▶ **SHORT PROBLEM**:
Retype the records below exactly as they appear, but leave out any pictures.

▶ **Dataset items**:
# # # # #

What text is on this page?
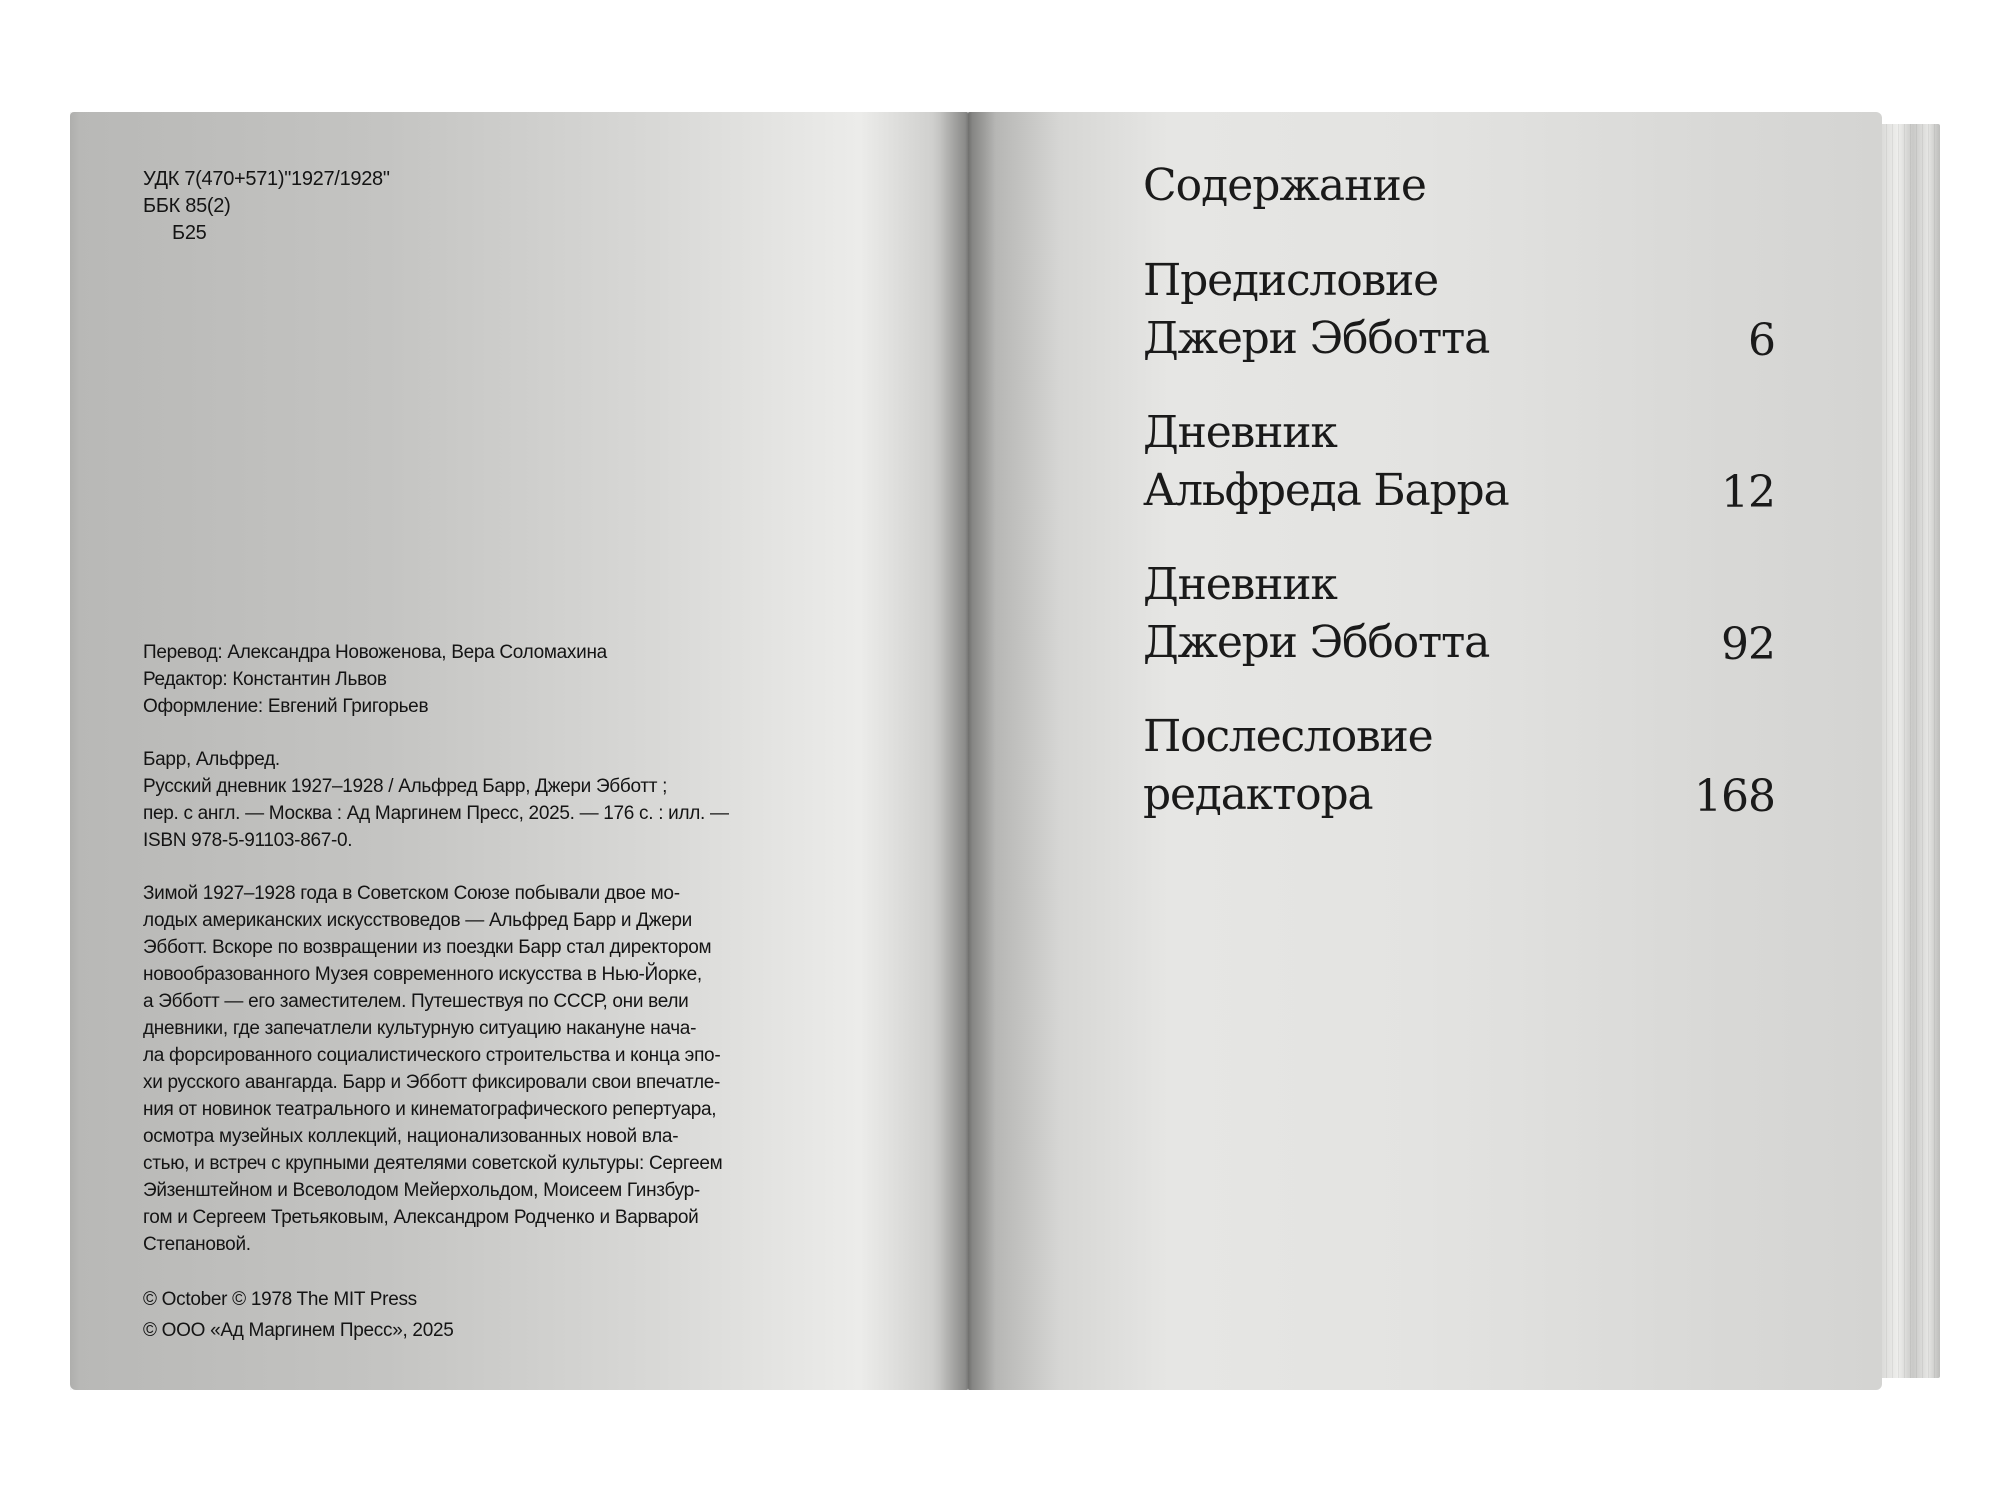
УДК 7(470+571)"1927/1928"
ББК 85(2)
Б25
Перевод: Александра Новоженова, Вера Соломахина
Редактор: Константин Львов
Оформление: Евгений Григорьев
Барр, Альфред.
Русский дневник 1927–1928 / Альфред Барр, Джери Эбботт ;
пер. с англ. — Москва : Ад Маргинем Пресс, 2025. — 176 с. : илл. —
ISBN 978-5-91103-867-0.
Зимой 1927–1928 года в Советском Союзе побывали двое мо-
лодых американских искусствоведов — Альфред Барр и Джери
Эбботт. Вскоре по возвращении из поездки Барр стал директором
новообразованного Музея современного искусства в Нью-Йорке,
а Эбботт — его заместителем. Путешествуя по СССР, они вели
дневники, где запечатлели культурную ситуацию накануне нача-
ла форсированного социалистического строительства и конца эпо-
хи русского авангарда. Барр и Эбботт фиксировали свои впечатле-
ния от новинок театрального и кинематографического репертуара,
осмотра музейных коллекций, национализованных новой вла-
стью, и встреч с крупными деятелями советской культуры: Сергеем
Эйзенштейном и Всеволодом Мейерхольдом, Моисеем Гинзбур-
гом и Сергеем Третьяковым, Александром Родченко и Варварой
Степановой.
© October © 1978 The MIT Press
© ООО «Ад Маргинем Пресс», 2025
Содержание
Предисловие
Джери Эбботта	6
Дневник
Альфреда Барра	12
Дневник
Джери Эбботта	92
Послесловие
редактора	168
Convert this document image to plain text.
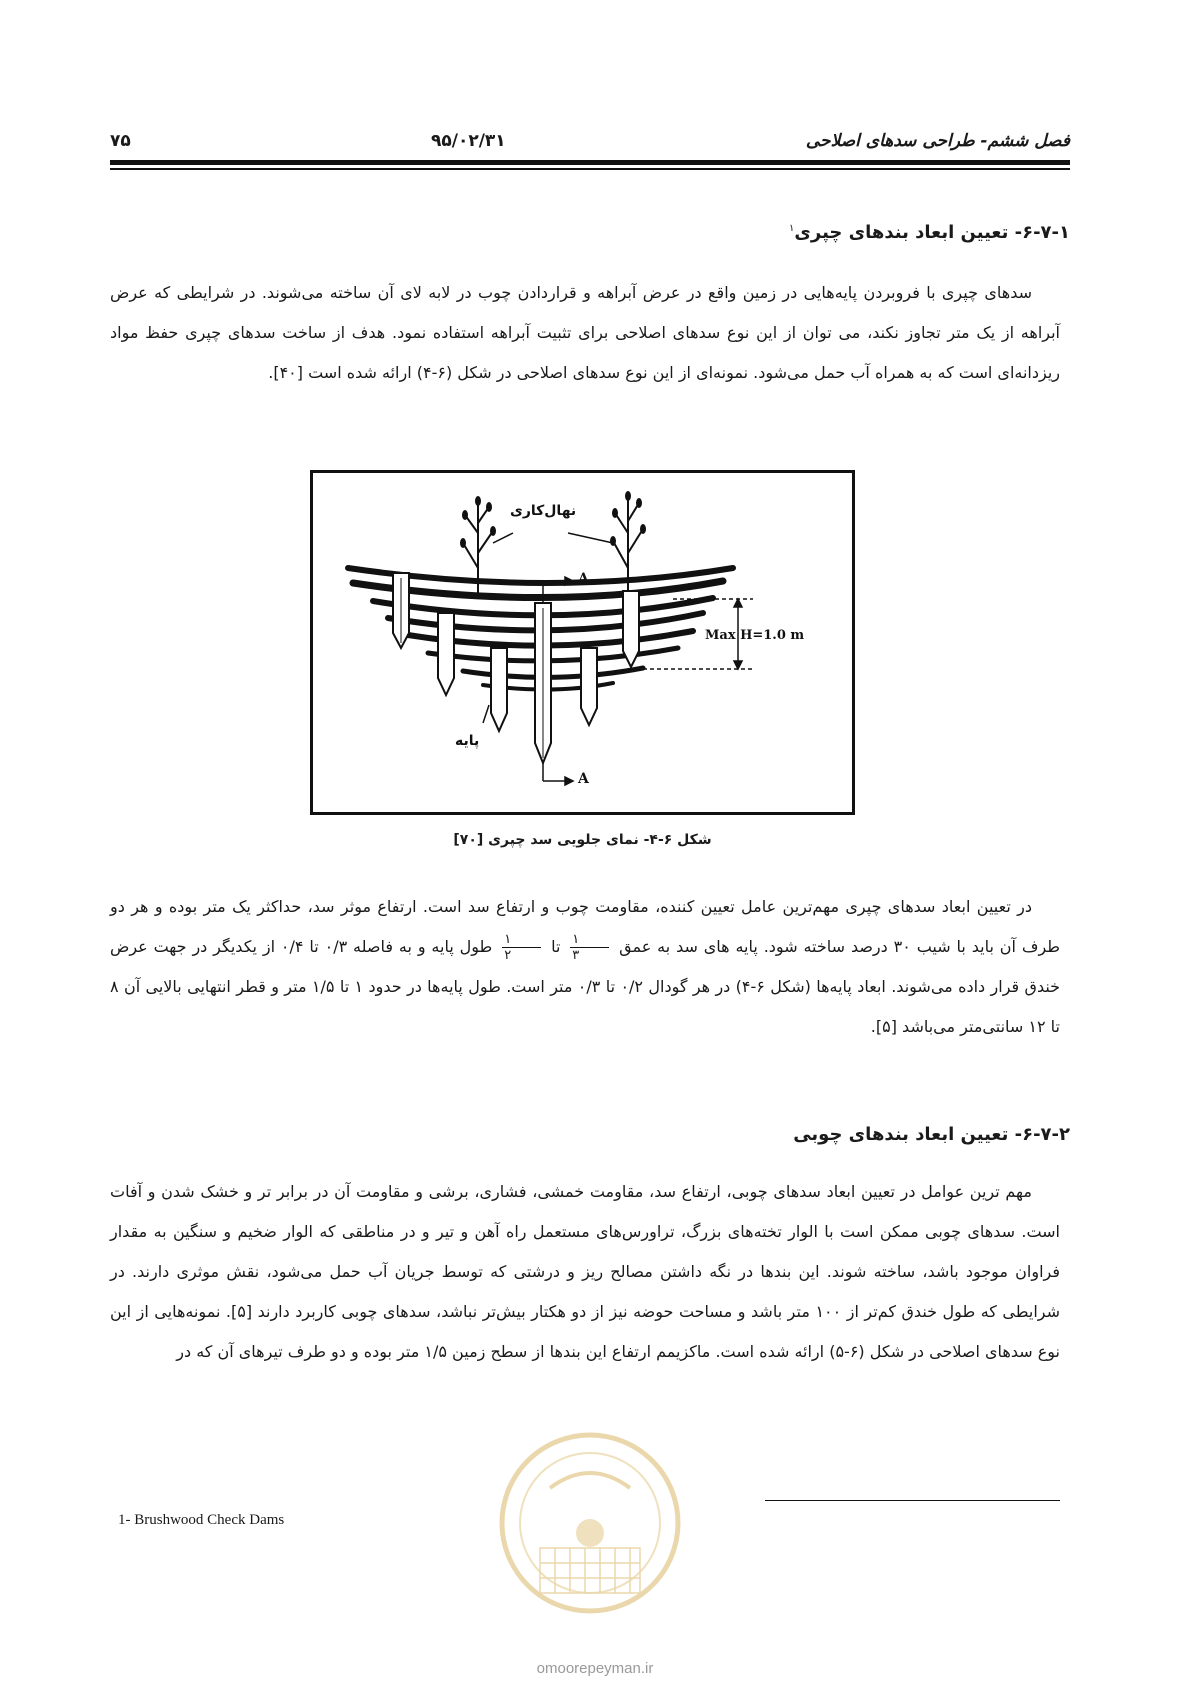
۷۵	۹۵/۰۲/۳۱	فصل ششم- طراحی سدهای اصلاحی
۶-۷-۱- تعیین ابعاد بندهای چپری$^۱$

سدهای چپری با فروبردن پایه‌هایی در زمین واقع در عرض آبراهه و قراردادن چوب در لابه لای آن ساخته می‌شوند. در شرایطی که عرض آبراهه از یک متر تجاوز نکند، می توان از این نوع سدهای اصلاحی برای تثبیت آبراهه استفاده نمود. هدف از ساخت سدهای چپری حفظ مواد ریزدانه‌ای است که به همراه آب حمل می‌شود. نمونه‌ای از این نوع سدهای اصلاحی در شکل (۶-۴) ارائه شده است [۴۰].

نهال‌کاری
پایه
A
A
Max H=1.0 m
شکل ۶-۴- نمای جلویی سد چپری [۷۰]

در تعیین ابعاد سدهای چپری مهم‌ترین عامل تعیین کننده، مقاومت چوب و ارتفاع سد است. ارتفاع موثر سد، حداکثر یک متر بوده و هر دو طرف آن باید با شیب ۳۰ درصد ساخته شود. پایه های سد به عمق
$\frac{۱}{۳}$
تا
$\frac{۱}{۲}$
طول پایه و به فاصله ۰/۳ تا ۰/۴ از یکدیگر در جهت عرض خندق قرار داده می‌شوند. ابعاد پایه‌ها (شکل ۶-۴) در هر گودال ۰/۲ تا ۰/۳ متر است. طول پایه‌ها در حدود ۱ تا ۱/۵ متر و قطر انتهایی بالایی آن ۸ تا ۱۲ سانتی‌متر می‌باشد [۵].

۶-۷-۲- تعیین ابعاد بندهای چوبی

مهم ترین عوامل در تعیین ابعاد سدهای چوبی، ارتفاع سد، مقاومت خمشی، فشاری، برشی و مقاومت آن در برابر تر و خشک شدن و آفات است. سدهای چوبی ممکن است با الوار تخته‌های بزرگ، تراورس‌های مستعمل راه آهن و تیر و در مناطقی که الوار ضخیم و سنگین به مقدار فراوان موجود باشد، ساخته شوند. این بندها در نگه داشتن مصالح ریز و درشتی که توسط جریان آب حمل می‌شود، نقش موثری دارند. در شرایطی که طول خندق کم‌تر از ۱۰۰ متر باشد و مساحت حوضه نیز از دو هکتار بیش‌تر نباشد، سدهای چوبی کاربرد دارند [۵]. نمونه‌هایی از این نوع سدهای اصلاحی در شکل (۶-۵) ارائه شده است. ماکزیمم ارتفاع این بندها از سطح زمین ۱/۵ متر بوده و دو طرف تیرهای آن که در

1- Brushwood Check Dams
omoorepeyman.ir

# # # # #

▶ **COMPLETED TASK**:
What text is on this page?
УДК 7(470+571)"1927/1928"
ББК 85(2)
Б25
Перевод: Александра Новоженова, Вера Соломахина
Редактор: Константин Львов
Оформление: Евгений Григорьев
Барр, Альфред.
Русский дневник 1927–1928 / Альфред Барр, Джери Эбботт ;
пер. с англ. — Москва : Ад Маргинем Пресс, 2025. — 176 с. : илл. —
ISBN 978-5-91103-867-0.
Зимой 1927–1928 года в Советском Союзе побывали двое мо-
лодых американских искусствоведов — Альфред Барр и Джери
Эбботт. Вскоре по возвращении из поездки Барр стал директором
новообразованного Музея современного искусства в Нью-Йорке,
а Эбботт — его заместителем. Путешествуя по СССР, они вели
дневники, где запечатлели культурную ситуацию накануне нача-
ла форсированного социалистического строительства и конца эпо-
хи русского авангарда. Барр и Эбботт фиксировали свои впечатле-
ния от новинок театрального и кинематографического репертуара,
осмотра музейных коллекций, национализованных новой вла-
стью, и встреч с крупными деятелями советской культуры: Сергеем
Эйзенштейном и Всеволодом Мейерхольдом, Моисеем Гинзбур-
гом и Сергеем Третьяковым, Александром Родченко и Варварой
Степановой.
© October © 1978 The MIT Press
© ООО «Ад Маргинем Пресс», 2025
Содержание
Предисловие
Джери Эбботта	6
Дневник
Альфреда Барра	12
Дневник
Джери Эбботта	92
Послесловие
редактора	168
Convert this document image to plain text.
۷۵	۹۵/۰۲/۳۱	فصل ششم- طراحی سدهای اصلاحی
۶-۷-۱- تعیین ابعاد بندهای چپری$^۱$

سدهای چپری با فروبردن پایه‌هایی در زمین واقع در عرض آبراهه و قراردادن چوب در لابه لای آن ساخته می‌شوند. در شرایطی که عرض آبراهه از یک متر تجاوز نکند، می توان از این نوع سدهای اصلاحی برای تثبیت آبراهه استفاده نمود. هدف از ساخت سدهای چپری حفظ مواد ریزدانه‌ای است که به همراه آب حمل می‌شود. نمونه‌ای از این نوع سدهای اصلاحی در شکل (۶-۴) ارائه شده است [۴۰].

نهال‌کاری
پایه
A
A
Max H=1.0 m
شکل ۶-۴- نمای جلویی سد چپری [۷۰]

در تعیین ابعاد سدهای چپری مهم‌ترین عامل تعیین کننده، مقاومت چوب و ارتفاع سد است. ارتفاع موثر سد، حداکثر یک متر بوده و هر دو طرف آن باید با شیب ۳۰ درصد ساخته شود. پایه های سد به عمق
$\frac{۱}{۳}$
تا
$\frac{۱}{۲}$
طول پایه و به فاصله ۰/۳ تا ۰/۴ از یکدیگر در جهت عرض خندق قرار داده می‌شوند. ابعاد پایه‌ها (شکل ۶-۴) در هر گودال ۰/۲ تا ۰/۳ متر است. طول پایه‌ها در حدود ۱ تا ۱/۵ متر و قطر انتهایی بالایی آن ۸ تا ۱۲ سانتی‌متر می‌باشد [۵].

۶-۷-۲- تعیین ابعاد بندهای چوبی

مهم ترین عوامل در تعیین ابعاد سدهای چوبی، ارتفاع سد، مقاومت خمشی، فشاری، برشی و مقاومت آن در برابر تر و خشک شدن و آفات است. سدهای چوبی ممکن است با الوار تخته‌های بزرگ، تراورس‌های مستعمل راه آهن و تیر و در مناطقی که الوار ضخیم و سنگین به مقدار فراوان موجود باشد، ساخته شوند. این بندها در نگه داشتن مصالح ریز و درشتی که توسط جریان آب حمل می‌شود، نقش موثری دارند. در شرایطی که طول خندق کم‌تر از ۱۰۰ متر باشد و مساحت حوضه نیز از دو هکتار بیش‌تر نباشد، سدهای چوبی کاربرد دارند [۵]. نمونه‌هایی از این نوع سدهای اصلاحی در شکل (۶-۵) ارائه شده است. ماکزیمم ارتفاع این بندها از سطح زمین ۱/۵ متر بوده و دو طرف تیرهای آن که در

1- Brushwood Check Dams
omoorepeyman.ir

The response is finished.